Omit the pictures, then reproduce every remaining record exactly.

## Recorded data:
┄┄┄┄┄┄┄┄┄┄

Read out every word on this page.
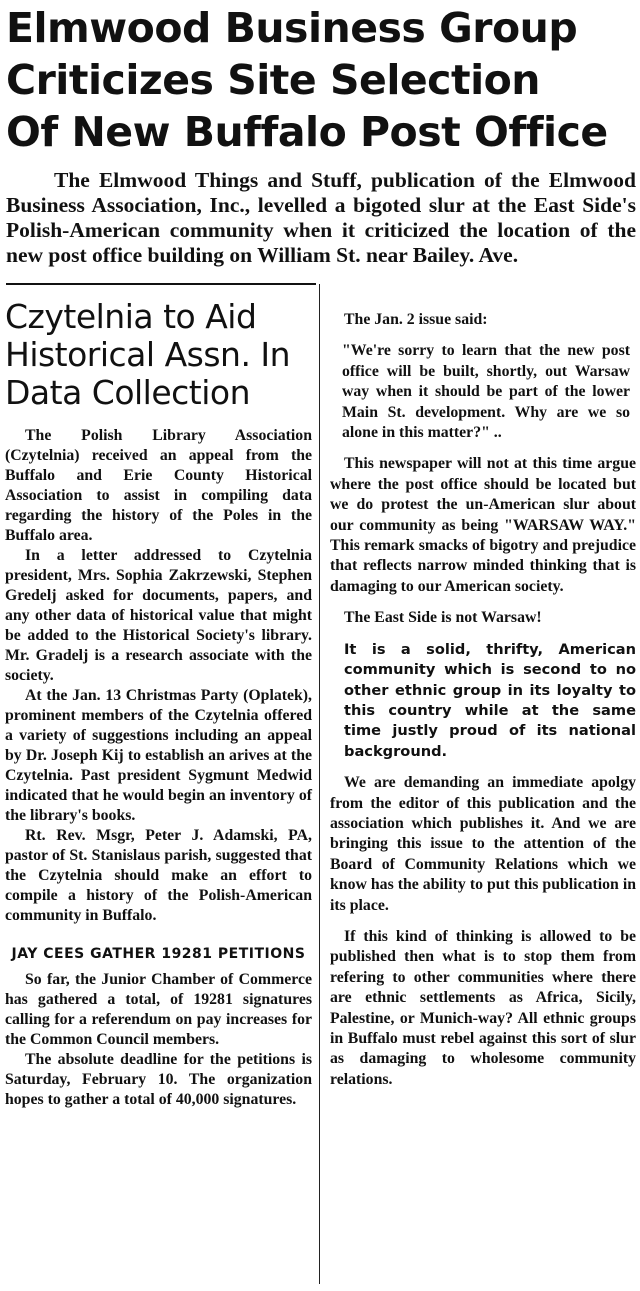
Elmwood Business Group
Criticizes Site Selection
Of New Buffalo Post Office

The Elmwood Things and Stuff, publication of the Elmwood Business Association, Inc., levelled a bigoted slur at the East Side's Polish-American community when it criticized the location of the new post office building on William St. near Bailey. Ave.

Czytelnia to Aid Historical Assn. In Data Collection

The Polish Library Association (Czytelnia) received an appeal from the Buffalo and Erie County Historical Association to assist in compiling data regarding the history of the Poles in the Buffalo area.

In a letter addressed to Czytelnia president, Mrs. Sophia Zakrzewski, Stephen Gredelj asked for documents, papers, and any other data of historical value that might be added to the Historical Society's library. Mr. Gradelj is a research associate with the society.

At the Jan. 13 Christmas Party (Oplatek), prominent members of the Czytelnia offered a variety of suggestions including an appeal by Dr. Joseph Kij to establish an arives at the Czytelnia. Past president Sygmunt Medwid indicated that he would begin an inventory of the library's books.

Rt. Rev. Msgr, Peter J. Adamski, PA, pastor of St. Stanislaus parish, suggested that the Czytelnia should make an effort to compile a history of the Polish-American community in Buffalo.

JAY CEES GATHER 19281 PETITIONS

So far, the Junior Chamber of Commerce has gathered a total, of 19281 signatures calling for a referendum on pay increases for the Common Council members.

The absolute deadline for the petitions is Saturday, February 10. The organization hopes to gather a total of 40,000 signatures.

The Jan. 2 issue said:

"We're sorry to learn that the new post office will be built, shortly, out Warsaw way when it should be part of the lower Main St. development. Why are we so alone in this matter?" ..

This newspaper will not at this time argue where the post office should be located but we do protest the un-American slur about our community as being "WARSAW WAY." This remark smacks of bigotry and prejudice that reflects narrow minded thinking that is damaging to our American society.

The East Side is not Warsaw!

It is a solid, thrifty, American community which is second to no other ethnic group in its loyalty to this country while at the same time justly proud of its national background.

We are demanding an immediate apolgy from the editor of this publication and the association which publishes it. And we are bringing this issue to the attention of the Board of Community Relations which we know has the ability to put this publication in its place.

If this kind of thinking is allowed to be published then what is to stop them from refering to other communities where there are ethnic settlements as Africa, Sicily, Palestine, or Munich-way? All ethnic groups in Buffalo must rebel against this sort of slur as damaging to wholesome community relations.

┄┄┄┄┄┄┄┄┄┄

## THE RESULT:
Read out every word on this page.
Elmwood Business Group
Criticizes Site Selection
Of New Buffalo Post Office

The Elmwood Things and Stuff, publication of the Elmwood Business Association, Inc., levelled a bigoted slur at the East Side's Polish-American community when it criticized the location of the new post office building on William St. near Bailey. Ave.

Czytelnia to Aid Historical Assn. In Data Collection

The Polish Library Association (Czytelnia) received an appeal from the Buffalo and Erie County Historical Association to assist in compiling data regarding the history of the Poles in the Buffalo area.

In a letter addressed to Czytelnia president, Mrs. Sophia Zakrzewski, Stephen Gredelj asked for documents, papers, and any other data of historical value that might be added to the Historical Society's library. Mr. Gradelj is a research associate with the society.

At the Jan. 13 Christmas Party (Oplatek), prominent members of the Czytelnia offered a variety of suggestions including an appeal by Dr. Joseph Kij to establish an arives at the Czytelnia. Past president Sygmunt Medwid indicated that he would begin an inventory of the library's books.

Rt. Rev. Msgr, Peter J. Adamski, PA, pastor of St. Stanislaus parish, suggested that the Czytelnia should make an effort to compile a history of the Polish-American community in Buffalo.

JAY CEES GATHER 19281 PETITIONS

So far, the Junior Chamber of Commerce has gathered a total, of 19281 signatures calling for a referendum on pay increases for the Common Council members.

The absolute deadline for the petitions is Saturday, February 10. The organization hopes to gather a total of 40,000 signatures.

The Jan. 2 issue said:

"We're sorry to learn that the new post office will be built, shortly, out Warsaw way when it should be part of the lower Main St. development. Why are we so alone in this matter?" ..

This newspaper will not at this time argue where the post office should be located but we do protest the un-American slur about our community as being "WARSAW WAY." This remark smacks of bigotry and prejudice that reflects narrow minded thinking that is damaging to our American society.

The East Side is not Warsaw!

It is a solid, thrifty, American community which is second to no other ethnic group in its loyalty to this country while at the same time justly proud of its national background.

We are demanding an immediate apolgy from the editor of this publication and the association which publishes it. And we are bringing this issue to the attention of the Board of Community Relations which we know has the ability to put this publication in its place.

If this kind of thinking is allowed to be published then what is to stop them from refering to other communities where there are ethnic settlements as Africa, Sicily, Palestine, or Munich-way? All ethnic groups in Buffalo must rebel against this sort of slur as damaging to wholesome community relations.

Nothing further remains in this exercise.